Duplicate every one of the rows below verbatim, keeping each line unchanged and in the same order.
===== DATA LISTING
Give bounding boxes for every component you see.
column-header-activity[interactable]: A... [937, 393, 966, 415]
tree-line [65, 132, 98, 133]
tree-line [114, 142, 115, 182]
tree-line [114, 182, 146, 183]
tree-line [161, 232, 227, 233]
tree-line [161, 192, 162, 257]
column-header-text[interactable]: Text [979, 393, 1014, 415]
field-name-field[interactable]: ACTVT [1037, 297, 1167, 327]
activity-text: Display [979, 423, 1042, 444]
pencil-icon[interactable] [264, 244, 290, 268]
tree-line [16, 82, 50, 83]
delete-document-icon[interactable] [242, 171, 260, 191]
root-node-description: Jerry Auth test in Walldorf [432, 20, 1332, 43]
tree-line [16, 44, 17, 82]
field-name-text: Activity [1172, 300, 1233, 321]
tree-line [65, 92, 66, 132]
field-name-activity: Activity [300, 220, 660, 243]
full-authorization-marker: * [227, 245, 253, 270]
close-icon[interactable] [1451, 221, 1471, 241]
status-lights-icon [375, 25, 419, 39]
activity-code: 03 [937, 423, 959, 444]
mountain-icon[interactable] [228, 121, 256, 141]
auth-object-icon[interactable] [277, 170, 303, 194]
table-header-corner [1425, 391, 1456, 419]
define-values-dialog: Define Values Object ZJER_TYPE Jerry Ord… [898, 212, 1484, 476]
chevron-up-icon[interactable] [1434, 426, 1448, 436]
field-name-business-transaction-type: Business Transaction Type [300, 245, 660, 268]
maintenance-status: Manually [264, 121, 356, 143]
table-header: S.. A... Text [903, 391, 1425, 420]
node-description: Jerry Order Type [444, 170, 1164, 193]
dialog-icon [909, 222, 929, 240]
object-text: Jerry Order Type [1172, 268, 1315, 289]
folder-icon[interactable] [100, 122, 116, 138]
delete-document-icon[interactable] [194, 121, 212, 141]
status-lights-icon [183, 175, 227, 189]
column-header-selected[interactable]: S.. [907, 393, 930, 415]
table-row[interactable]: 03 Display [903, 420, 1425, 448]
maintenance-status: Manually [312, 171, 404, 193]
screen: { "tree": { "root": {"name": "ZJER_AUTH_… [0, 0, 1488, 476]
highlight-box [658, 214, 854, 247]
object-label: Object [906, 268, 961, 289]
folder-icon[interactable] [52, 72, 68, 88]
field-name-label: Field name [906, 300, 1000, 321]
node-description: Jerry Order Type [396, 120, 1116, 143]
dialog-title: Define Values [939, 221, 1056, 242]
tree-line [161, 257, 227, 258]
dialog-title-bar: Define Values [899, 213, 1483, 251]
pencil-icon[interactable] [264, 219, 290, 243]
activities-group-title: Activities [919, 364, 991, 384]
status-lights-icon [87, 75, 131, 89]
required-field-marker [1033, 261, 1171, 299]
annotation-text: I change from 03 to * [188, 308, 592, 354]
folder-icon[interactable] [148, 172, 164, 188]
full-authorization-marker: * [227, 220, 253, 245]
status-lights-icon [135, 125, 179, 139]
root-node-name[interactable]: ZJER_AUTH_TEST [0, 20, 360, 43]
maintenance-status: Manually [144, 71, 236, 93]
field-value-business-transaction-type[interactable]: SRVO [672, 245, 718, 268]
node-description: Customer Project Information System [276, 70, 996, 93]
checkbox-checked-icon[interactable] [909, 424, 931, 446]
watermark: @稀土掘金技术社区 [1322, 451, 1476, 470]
==========
> _CORRECT OUTPUT_:
Give bounding boxes for every component you see.
column-header-activity[interactable]: A... [937, 393, 966, 415]
tree-line [65, 132, 98, 133]
tree-line [114, 142, 115, 182]
tree-line [114, 182, 146, 183]
tree-line [161, 232, 227, 233]
tree-line [161, 192, 162, 257]
column-header-text[interactable]: Text [979, 393, 1014, 415]
field-name-field[interactable]: ACTVT [1037, 297, 1167, 327]
activity-text: Display [979, 423, 1042, 444]
pencil-icon[interactable] [264, 244, 290, 268]
tree-line [16, 82, 50, 83]
delete-document-icon[interactable] [242, 171, 260, 191]
root-node-description: Jerry Auth test in Walldorf [432, 20, 1332, 43]
tree-line [16, 44, 17, 82]
field-name-text: Activity [1172, 300, 1233, 321]
tree-line [65, 92, 66, 132]
field-name-activity: Activity [300, 220, 660, 243]
full-authorization-marker: * [227, 245, 253, 270]
close-icon[interactable] [1451, 221, 1471, 241]
status-lights-icon [375, 25, 419, 39]
activity-code: 03 [937, 423, 959, 444]
mountain-icon[interactable] [228, 121, 256, 141]
auth-object-icon[interactable] [277, 170, 303, 194]
table-header-corner [1425, 391, 1456, 419]
define-values-dialog: Define Values Object ZJER_TYPE Jerry Ord… [898, 212, 1484, 476]
chevron-up-icon[interactable] [1434, 426, 1448, 436]
field-name-business-transaction-type: Business Transaction Type [300, 245, 660, 268]
maintenance-status: Manually [264, 121, 356, 143]
table-header: S.. A... Text [903, 391, 1425, 420]
node-description: Jerry Order Type [444, 170, 1164, 193]
dialog-icon [909, 222, 929, 240]
object-text: Jerry Order Type [1172, 268, 1315, 289]
folder-icon[interactable] [100, 122, 116, 138]
delete-document-icon[interactable] [194, 121, 212, 141]
status-lights-icon [183, 175, 227, 189]
column-header-selected[interactable]: S.. [907, 393, 930, 415]
table-row[interactable]: 03 Display [903, 420, 1425, 448]
maintenance-status: Manually [312, 171, 404, 193]
screen: { "tree": { "root": {"name": "ZJER_AUTH_… [0, 0, 1488, 476]
highlight-box [658, 214, 854, 247]
object-label: Object [906, 268, 961, 289]
folder-icon[interactable] [52, 72, 68, 88]
field-name-label: Field name [906, 300, 1000, 321]
node-description: Jerry Order Type [396, 120, 1116, 143]
dialog-title: Define Values [939, 221, 1056, 242]
tree-line [161, 257, 227, 258]
dialog-title-bar: Define Values [899, 213, 1483, 251]
pencil-icon[interactable] [264, 219, 290, 243]
activities-group-title: Activities [919, 364, 991, 384]
status-lights-icon [87, 75, 131, 89]
required-field-marker [1033, 261, 1171, 299]
annotation-text: I change from 03 to * [188, 308, 592, 354]
folder-icon[interactable] [148, 172, 164, 188]
full-authorization-marker: * [227, 220, 253, 245]
status-lights-icon [135, 125, 179, 139]
root-node-name[interactable]: ZJER_AUTH_TEST [0, 20, 360, 43]
maintenance-status: Manually [144, 71, 236, 93]
field-value-business-transaction-type[interactable]: SRVO [672, 245, 718, 268]
node-description: Customer Project Information System [276, 70, 996, 93]
checkbox-checked-icon[interactable] [909, 424, 931, 446]
watermark: @稀土掘金技术社区 [1322, 451, 1476, 470]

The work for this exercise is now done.